France truly made me happy. I loved this adventure immensely. It was almost spiritual walking around the corner from the Best Western Latin Quarter Pantheon to the historic piazza on our last morning in Paris, and we found the streets empty of tourists while we enjoyed our cafe at the lovely le Comptoir de Pantheon. My friend, Gretchen Compton, surely found that name fun! I took a quick walk down the street to the lovely public Luxembourg Gardens, where I saw the morning joggers and beautiful flowers. Ahhh, I could have explored for a couple of hours there, to be sure!
From the Paris Austerlitz rail station near the Pantheon, it’s just a one hour trip to Orleans, France. Situated on the Loire River, this UNESCO designated city is fascinating! Having never visited the area before, I was pleasantly surprised at the ease of connection to extend our week long Paris-Normandy river cruise experience. (See my previous two blogs for more on how to enjoy fully the lovely Normandy region of France as well as Paris).
We chose Orleans (pronounced Or-lay-own) for a two night stay for the biking trails along the river, and we were not disappointed! The weather in early August was unseasonably cool, making for a perfect cycling experience. The folks at Detours de Loire bike shop were friendly, helpful, and responsive by email as I arranged pre-trip to rent performance bikes for two days. Camille is awesome, and you will be able to arrange either round-trip or one-way rentals from them. We paid about 70 Euros for two bikes for two days, and were even able to pick them up the evening before. The shop was just a short stroll from our hotel. On the second morning when my rear was really sore, we stopped and asked for a padded seat cover…voila! Grin. Bottom line…pun intended…this shop is awesome!
......
REQUEST A.
Using the France travel text, answer each question:
(i) Which hotel was near the cafe on the last morning in Paris?
(ii) How long is the trip from Paris Austerlitz to Orleans?
(iii) About how much did the two bikes cost for two days?
REQUEST B.
Copy the France travel text word for word, starting at "We chose Orleans" and ending at "shop is awesome!".
REQUEST C.
Extend the France travel text, picking up from its final sentence.
The material after the France travel text plays no part in what is asked here.

DATASET SECTION.
......
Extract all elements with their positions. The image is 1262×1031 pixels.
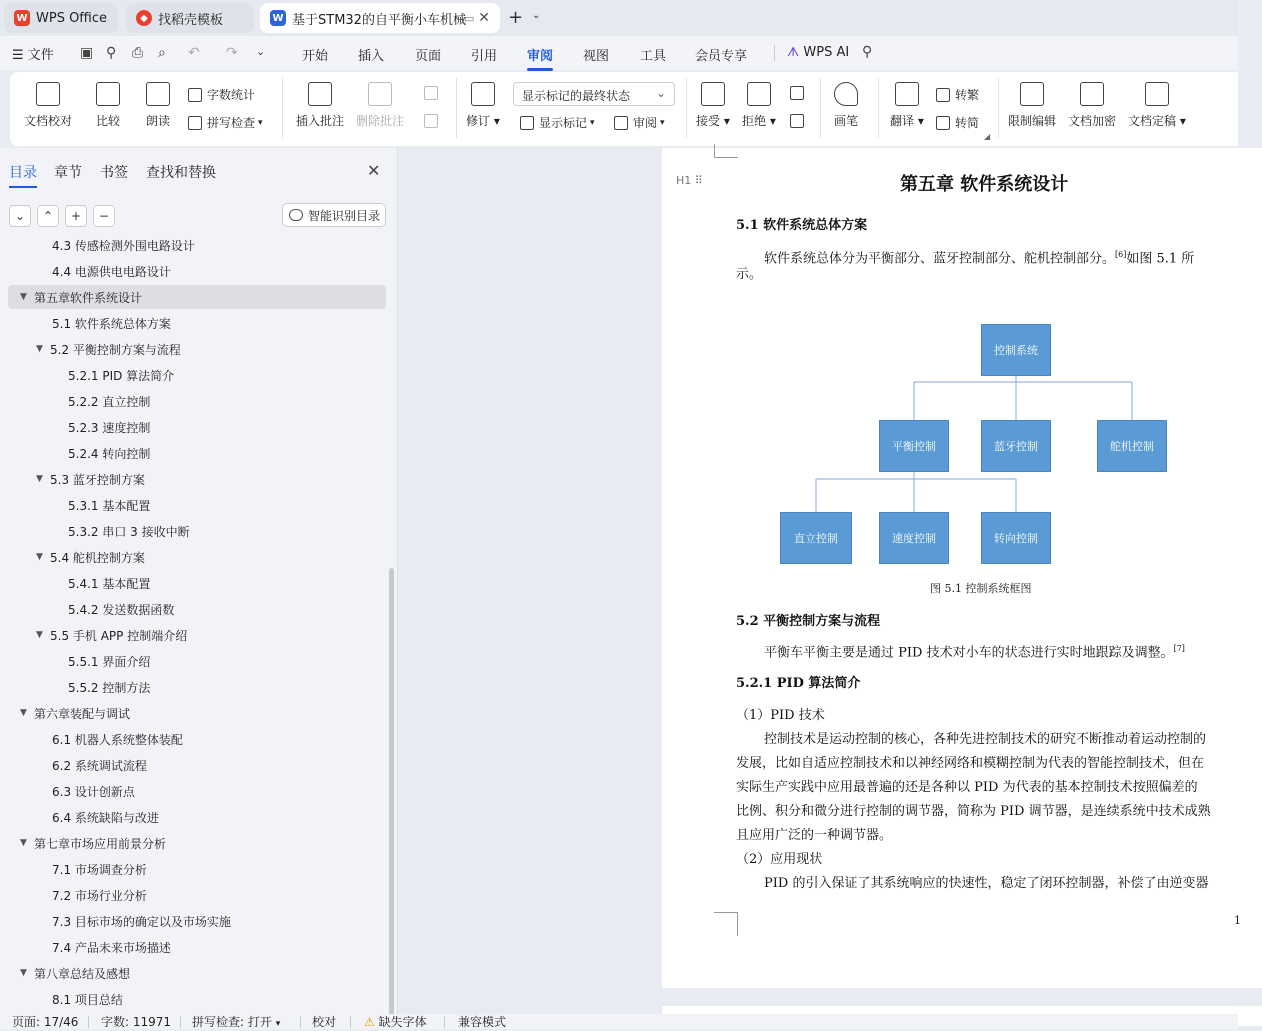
......
WRITTEN ANSWER A.
(i) The Best Western Latin Quarter Pantheon
(ii) One hour
(iii) About 70 Euros

WRITTEN ANSWER B.
We chose Orleans (pronounced Or-lay-own) for a two night stay for the biking trails along the river, and we were not disappointed! The weather in early August was unseasonably cool, making for a perfect cycling experience. The folks at Detours de Loire bike shop were friendly, helpful, and responsive by email as I arranged pre-trip to rent performance bikes for two days. Camille is awesome, and you will be able to arrange either round-trip or one-way rentals from them. We paid about 70 Euros for two bikes for two days, and were even able to pick them up the evening before. The shop was just a short stroll from our hotel. On the second morning when my rear was really sore, we stopped and asked for a padded seat cover…voila! Grin. Bottom line…pun intended…this shop is awesome!

WRITTEN ANSWER C.
After a comfy train ride to the Orleans station, we walked immediately into a shopping mall. (Be sure when you book tickets you don’t make the mistake of stopping outside the city). We gathered a few necessary snacks at a local grocer and walked the two blocks or so to our Hotel D’Orleans. What a fantastic find this was! We learned upon arrival that we could store our bicycles in their garage each evening when we finished riding. The desk clerk would walk us into the underground garage and lock our bikes in a closet. That made us comfy, to be sure. They were so incredibly accommodating.
I challenge those who think the French people are not welcoming to Americans. When we greeted all with a smile and a “bonjour”, the favor was returned. We struggled with the language, but communicated best we could in each encounter. It’s actually fun to try to speak with the correct accents, and this city’s residents welcomed us.
One particularly lovely experience happened on a sunny and warm Sunday afternoon in the crowded open-air riverside bar (that we visited more than once to quench our thirst!) A local one-man-band played his accordion folk music to the local dancers’ delight. We were tempted to join in, but everyone seemed so well-trained in the steps, we thought better of it! I am certain you would have also enjoyed watching the festivities with a beer or glass of wine in your hand.
The cycling trails along the Loire River are easily navigated, and the scenery is breathtaking. There are castles up and down to visit, wineries en-route, and the little towns are so quaint. Gretchen and I took the southern route from Orleans the first day, traveling about 70 KM or so round trip to a town called Beaugency. Beyond this town down river is the lovely castle Chambord, easily reached from Orleans in a day trip.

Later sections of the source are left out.